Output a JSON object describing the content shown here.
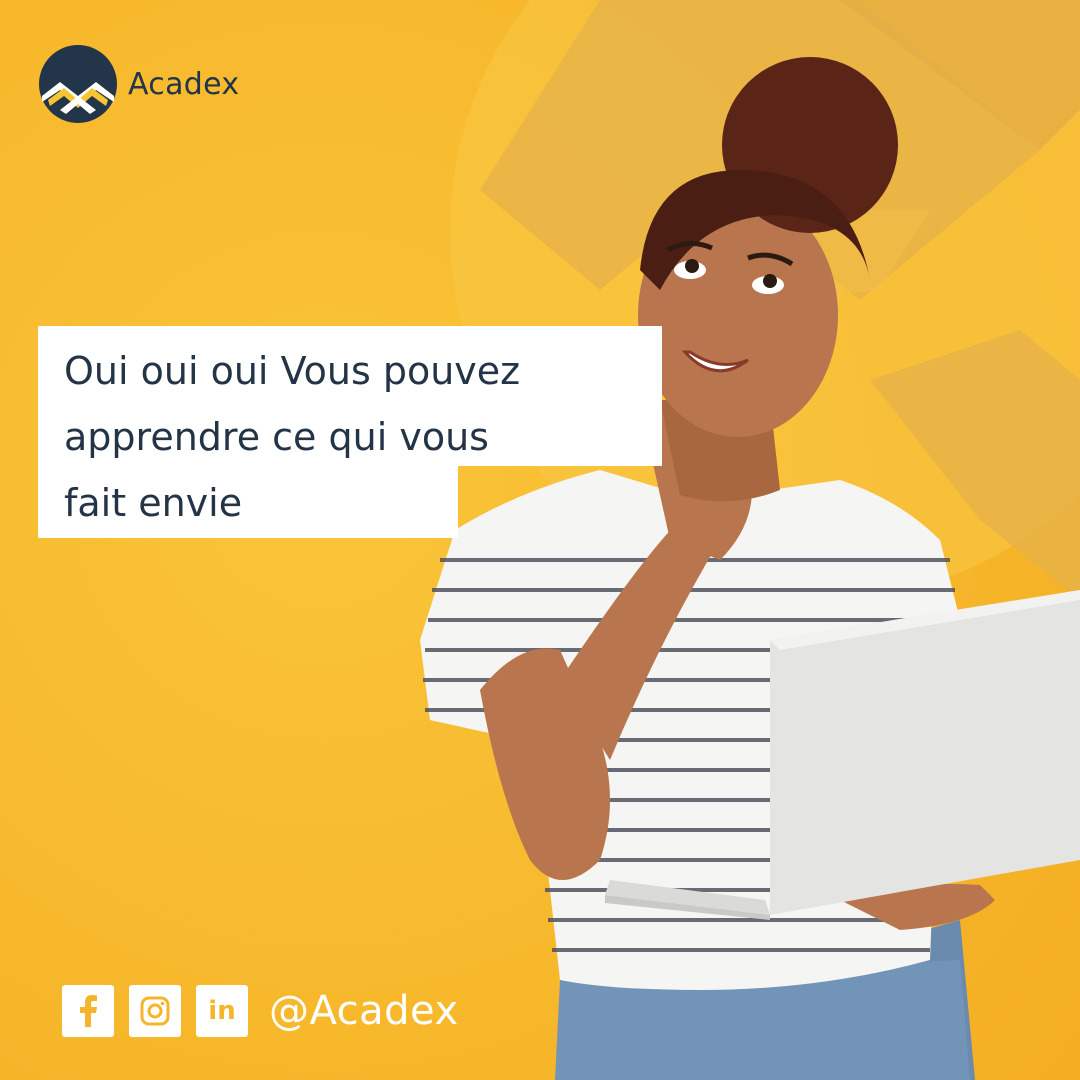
{
  "brand": {
    "name": "Acadex",
    "colors": {
      "background": "#F7BA2E",
      "navy": "#233549",
      "white": "#FFFFFF",
      "accent_yellow": "#F6B42A"
    }
  },
  "headline": {
    "text": "Oui  oui oui Vous pouvez\napprendre ce qui vous\nfait envie"
  },
  "footer": {
    "socials": [
      {
        "name": "facebook",
        "icon": "facebook-icon"
      },
      {
        "name": "instagram",
        "icon": "instagram-icon"
      },
      {
        "name": "linkedin",
        "icon": "linkedin-icon",
        "label": "in"
      }
    ],
    "handle": "@Acadex"
  }
}
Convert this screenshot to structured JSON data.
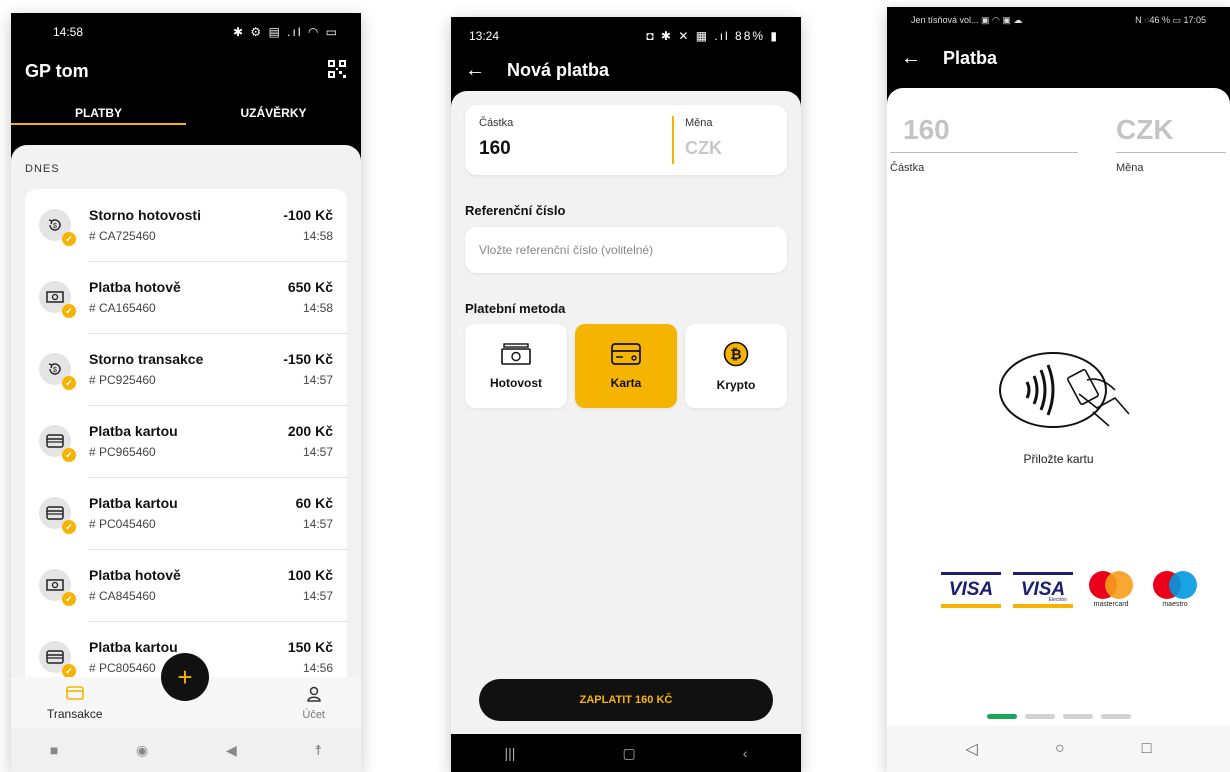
{
  "screen1": {
    "status": {
      "time": "14:58",
      "icons": "✱ ⚙ ▤ .ıl ◠ ▭"
    },
    "app_title": "GP tom",
    "tabs": [
      {
        "label": "PLATBY"
      },
      {
        "label": "UZÁVĚRKY"
      }
    ],
    "section_label": "DNES",
    "transactions": [
      {
        "title": "Storno hotovosti",
        "ref": "# CA725460",
        "amount": "-100 Kč",
        "time": "14:58",
        "icon": "refund-icon"
      },
      {
        "title": "Platba hotově",
        "ref": "# CA165460",
        "amount": "650 Kč",
        "time": "14:58",
        "icon": "cash-icon"
      },
      {
        "title": "Storno transakce",
        "ref": "# PC925460",
        "amount": "-150 Kč",
        "time": "14:57",
        "icon": "refund-icon"
      },
      {
        "title": "Platba kartou",
        "ref": "# PC965460",
        "amount": "200 Kč",
        "time": "14:57",
        "icon": "card-icon"
      },
      {
        "title": "Platba kartou",
        "ref": "# PC045460",
        "amount": "60 Kč",
        "time": "14:57",
        "icon": "card-icon"
      },
      {
        "title": "Platba hotově",
        "ref": "# CA845460",
        "amount": "100 Kč",
        "time": "14:57",
        "icon": "cash-icon"
      },
      {
        "title": "Platba kartou",
        "ref": "# PC805460",
        "amount": "150 Kč",
        "time": "14:56",
        "icon": "card-icon"
      }
    ],
    "nav": {
      "transactions": "Transakce",
      "account": "Účet"
    },
    "fab_label": "+"
  },
  "screen2": {
    "status": {
      "time": "13:24",
      "icons": "◘ ✱ ✕ ▦ .ıl 88% ▮"
    },
    "title": "Nová platba",
    "amount_label": "Částka",
    "amount_value": "160",
    "currency_label": "Měna",
    "currency_value": "CZK",
    "ref_label": "Referenční číslo",
    "ref_placeholder": "Vložte referenční číslo (volitelné)",
    "method_label": "Platební metoda",
    "methods": [
      {
        "label": "Hotovost",
        "selected": false
      },
      {
        "label": "Karta",
        "selected": true
      },
      {
        "label": "Krypto",
        "selected": false
      }
    ],
    "pay_button": "ZAPLATIT 160 KČ"
  },
  "screen3": {
    "status": {
      "left": "Jen tísňová vol... ▣ ◠ ▣ ☁",
      "right": "N ◌46 % ▭ 17:05"
    },
    "title": "Platba",
    "amount_value": "160",
    "amount_label": "Částka",
    "currency_value": "CZK",
    "currency_label": "Měna",
    "tap_label": "Přiložte kartu",
    "card_logos": [
      "VISA",
      "VISA",
      "mastercard",
      "maestro"
    ],
    "visa_electron_sub": "Electron",
    "pager": {
      "count": 4,
      "active": 0
    }
  },
  "colors": {
    "accent": "#F5B400",
    "dark": "#111111",
    "success": "#1AA55A"
  }
}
····················
- **To be done**:
Only a number is wanted: how many lines above include "JSON"?

- **Answer for the task**:
2